Dataset entries:
[BEGIN]

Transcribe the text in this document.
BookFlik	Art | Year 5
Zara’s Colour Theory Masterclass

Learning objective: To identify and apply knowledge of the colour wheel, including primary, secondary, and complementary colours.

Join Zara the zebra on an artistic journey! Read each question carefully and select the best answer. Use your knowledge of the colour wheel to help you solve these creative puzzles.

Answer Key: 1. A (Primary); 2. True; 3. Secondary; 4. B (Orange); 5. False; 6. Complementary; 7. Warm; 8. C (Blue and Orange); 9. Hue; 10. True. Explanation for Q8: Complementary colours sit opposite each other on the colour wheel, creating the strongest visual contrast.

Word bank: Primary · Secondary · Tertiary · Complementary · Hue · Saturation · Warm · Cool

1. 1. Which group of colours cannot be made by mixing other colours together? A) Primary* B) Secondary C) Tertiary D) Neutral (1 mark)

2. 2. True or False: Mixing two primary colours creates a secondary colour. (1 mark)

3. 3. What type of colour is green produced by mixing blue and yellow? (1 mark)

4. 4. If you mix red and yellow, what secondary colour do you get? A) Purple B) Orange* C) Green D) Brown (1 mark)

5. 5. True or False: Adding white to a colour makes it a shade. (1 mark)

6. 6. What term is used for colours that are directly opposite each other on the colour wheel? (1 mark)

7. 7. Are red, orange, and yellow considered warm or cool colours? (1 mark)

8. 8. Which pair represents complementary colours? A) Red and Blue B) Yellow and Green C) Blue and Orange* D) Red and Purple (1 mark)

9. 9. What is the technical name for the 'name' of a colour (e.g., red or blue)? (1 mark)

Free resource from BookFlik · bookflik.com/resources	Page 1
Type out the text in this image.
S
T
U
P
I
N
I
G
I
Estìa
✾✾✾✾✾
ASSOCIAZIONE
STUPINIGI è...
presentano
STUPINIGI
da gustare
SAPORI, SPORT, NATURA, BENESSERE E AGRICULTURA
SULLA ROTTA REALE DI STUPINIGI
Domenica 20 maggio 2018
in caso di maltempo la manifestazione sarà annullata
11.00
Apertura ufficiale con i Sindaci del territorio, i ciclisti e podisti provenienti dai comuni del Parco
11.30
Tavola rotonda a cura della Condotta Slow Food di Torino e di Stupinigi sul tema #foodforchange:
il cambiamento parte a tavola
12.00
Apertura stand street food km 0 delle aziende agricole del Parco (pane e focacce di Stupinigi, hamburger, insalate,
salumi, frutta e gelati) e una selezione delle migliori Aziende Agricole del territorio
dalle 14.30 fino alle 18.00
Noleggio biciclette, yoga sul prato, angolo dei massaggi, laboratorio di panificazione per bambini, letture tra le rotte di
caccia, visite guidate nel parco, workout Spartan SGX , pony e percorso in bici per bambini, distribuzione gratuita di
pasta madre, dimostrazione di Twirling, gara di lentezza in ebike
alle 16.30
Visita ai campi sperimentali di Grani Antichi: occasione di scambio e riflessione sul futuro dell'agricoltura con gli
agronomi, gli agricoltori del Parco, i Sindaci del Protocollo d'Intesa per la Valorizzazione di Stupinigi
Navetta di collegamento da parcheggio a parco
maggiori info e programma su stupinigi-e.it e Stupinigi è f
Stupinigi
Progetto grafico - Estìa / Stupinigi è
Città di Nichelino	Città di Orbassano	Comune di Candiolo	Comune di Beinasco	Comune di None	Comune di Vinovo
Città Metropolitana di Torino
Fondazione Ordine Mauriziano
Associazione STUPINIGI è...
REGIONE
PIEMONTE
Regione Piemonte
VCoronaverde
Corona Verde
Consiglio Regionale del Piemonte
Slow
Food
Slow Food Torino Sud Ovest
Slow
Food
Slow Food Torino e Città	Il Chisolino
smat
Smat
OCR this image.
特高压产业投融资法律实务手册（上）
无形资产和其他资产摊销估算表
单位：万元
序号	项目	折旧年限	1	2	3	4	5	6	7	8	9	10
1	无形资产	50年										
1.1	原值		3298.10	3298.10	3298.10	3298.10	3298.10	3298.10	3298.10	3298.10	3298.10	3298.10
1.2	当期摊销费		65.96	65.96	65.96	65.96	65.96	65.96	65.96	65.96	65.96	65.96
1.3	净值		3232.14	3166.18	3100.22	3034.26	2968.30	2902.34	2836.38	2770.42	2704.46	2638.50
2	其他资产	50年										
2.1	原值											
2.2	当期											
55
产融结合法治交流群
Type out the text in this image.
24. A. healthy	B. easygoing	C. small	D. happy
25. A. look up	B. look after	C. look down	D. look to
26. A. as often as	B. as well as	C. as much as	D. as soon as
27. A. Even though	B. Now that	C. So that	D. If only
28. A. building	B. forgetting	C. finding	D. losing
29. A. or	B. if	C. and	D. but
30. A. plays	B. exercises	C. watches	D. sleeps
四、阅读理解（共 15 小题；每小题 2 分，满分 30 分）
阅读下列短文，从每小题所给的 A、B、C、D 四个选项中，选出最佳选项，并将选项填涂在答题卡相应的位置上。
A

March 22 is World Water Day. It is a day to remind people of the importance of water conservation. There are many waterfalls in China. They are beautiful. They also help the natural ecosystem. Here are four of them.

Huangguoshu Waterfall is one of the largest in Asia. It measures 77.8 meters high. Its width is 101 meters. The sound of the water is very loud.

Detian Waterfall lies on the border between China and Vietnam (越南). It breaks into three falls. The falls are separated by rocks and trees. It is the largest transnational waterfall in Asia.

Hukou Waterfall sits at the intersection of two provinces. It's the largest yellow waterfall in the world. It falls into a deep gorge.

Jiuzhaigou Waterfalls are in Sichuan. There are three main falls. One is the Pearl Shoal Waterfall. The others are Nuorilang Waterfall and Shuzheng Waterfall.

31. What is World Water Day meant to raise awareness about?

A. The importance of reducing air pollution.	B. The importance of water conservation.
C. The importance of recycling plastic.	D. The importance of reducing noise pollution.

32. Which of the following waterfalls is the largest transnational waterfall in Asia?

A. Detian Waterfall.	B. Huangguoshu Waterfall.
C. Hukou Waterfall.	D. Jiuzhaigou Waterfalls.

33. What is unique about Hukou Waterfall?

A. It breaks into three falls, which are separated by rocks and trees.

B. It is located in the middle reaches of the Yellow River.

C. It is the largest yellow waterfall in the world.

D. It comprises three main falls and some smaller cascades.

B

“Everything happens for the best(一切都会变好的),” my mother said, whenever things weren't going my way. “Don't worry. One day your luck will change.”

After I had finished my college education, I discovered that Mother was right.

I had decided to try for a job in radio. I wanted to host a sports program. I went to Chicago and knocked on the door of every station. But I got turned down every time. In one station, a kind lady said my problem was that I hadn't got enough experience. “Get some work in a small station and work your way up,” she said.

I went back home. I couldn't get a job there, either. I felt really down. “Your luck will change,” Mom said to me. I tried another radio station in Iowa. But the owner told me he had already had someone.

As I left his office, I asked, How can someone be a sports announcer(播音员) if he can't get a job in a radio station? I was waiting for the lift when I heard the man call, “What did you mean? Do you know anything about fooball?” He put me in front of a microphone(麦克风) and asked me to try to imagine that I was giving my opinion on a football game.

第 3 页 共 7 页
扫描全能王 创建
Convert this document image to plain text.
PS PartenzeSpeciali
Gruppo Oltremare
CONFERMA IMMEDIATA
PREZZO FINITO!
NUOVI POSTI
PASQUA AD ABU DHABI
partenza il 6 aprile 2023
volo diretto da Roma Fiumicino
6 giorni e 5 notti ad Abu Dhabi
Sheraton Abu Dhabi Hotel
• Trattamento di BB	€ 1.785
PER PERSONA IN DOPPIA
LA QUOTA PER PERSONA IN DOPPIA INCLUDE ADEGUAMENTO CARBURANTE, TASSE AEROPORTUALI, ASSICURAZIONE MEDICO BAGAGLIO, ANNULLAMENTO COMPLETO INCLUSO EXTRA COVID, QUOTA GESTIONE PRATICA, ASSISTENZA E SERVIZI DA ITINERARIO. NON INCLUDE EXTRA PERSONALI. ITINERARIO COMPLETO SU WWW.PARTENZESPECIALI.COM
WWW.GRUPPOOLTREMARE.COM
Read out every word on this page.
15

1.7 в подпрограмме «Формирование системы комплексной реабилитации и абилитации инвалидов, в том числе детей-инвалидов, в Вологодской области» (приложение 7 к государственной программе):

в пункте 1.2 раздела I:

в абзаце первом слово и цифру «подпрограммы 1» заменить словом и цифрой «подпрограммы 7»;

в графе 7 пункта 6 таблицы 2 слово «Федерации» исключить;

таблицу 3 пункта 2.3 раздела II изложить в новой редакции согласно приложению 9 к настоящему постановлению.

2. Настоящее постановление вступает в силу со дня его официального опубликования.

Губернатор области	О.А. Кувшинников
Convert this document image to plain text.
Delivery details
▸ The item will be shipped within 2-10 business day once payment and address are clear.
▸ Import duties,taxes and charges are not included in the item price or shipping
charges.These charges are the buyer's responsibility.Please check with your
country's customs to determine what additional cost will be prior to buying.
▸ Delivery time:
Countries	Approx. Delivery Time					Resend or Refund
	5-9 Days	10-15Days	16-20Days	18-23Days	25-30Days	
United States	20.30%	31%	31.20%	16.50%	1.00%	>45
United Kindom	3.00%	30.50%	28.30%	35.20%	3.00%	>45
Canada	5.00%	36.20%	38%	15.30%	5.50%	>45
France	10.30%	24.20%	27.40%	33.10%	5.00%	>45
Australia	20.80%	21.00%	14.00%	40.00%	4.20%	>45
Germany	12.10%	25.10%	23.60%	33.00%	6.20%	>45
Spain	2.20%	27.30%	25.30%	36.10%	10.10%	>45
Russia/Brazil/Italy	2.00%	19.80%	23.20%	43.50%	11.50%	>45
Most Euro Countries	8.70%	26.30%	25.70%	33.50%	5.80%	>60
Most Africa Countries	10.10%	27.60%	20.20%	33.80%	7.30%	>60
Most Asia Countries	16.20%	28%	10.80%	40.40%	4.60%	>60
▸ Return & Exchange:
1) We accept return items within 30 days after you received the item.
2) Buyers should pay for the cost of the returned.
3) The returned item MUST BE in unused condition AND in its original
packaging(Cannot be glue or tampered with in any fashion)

[END]

What the task asks —
Above are the records; copy every line in them that holds the word "territorio".

Result —
Apertura ufficiale con i Sindaci del territorio, i ciclisti e podisti provenienti dai comuni del Parco
salumi, frutta e gelati) e una selezione delle migliori Aziende Agricole del territorio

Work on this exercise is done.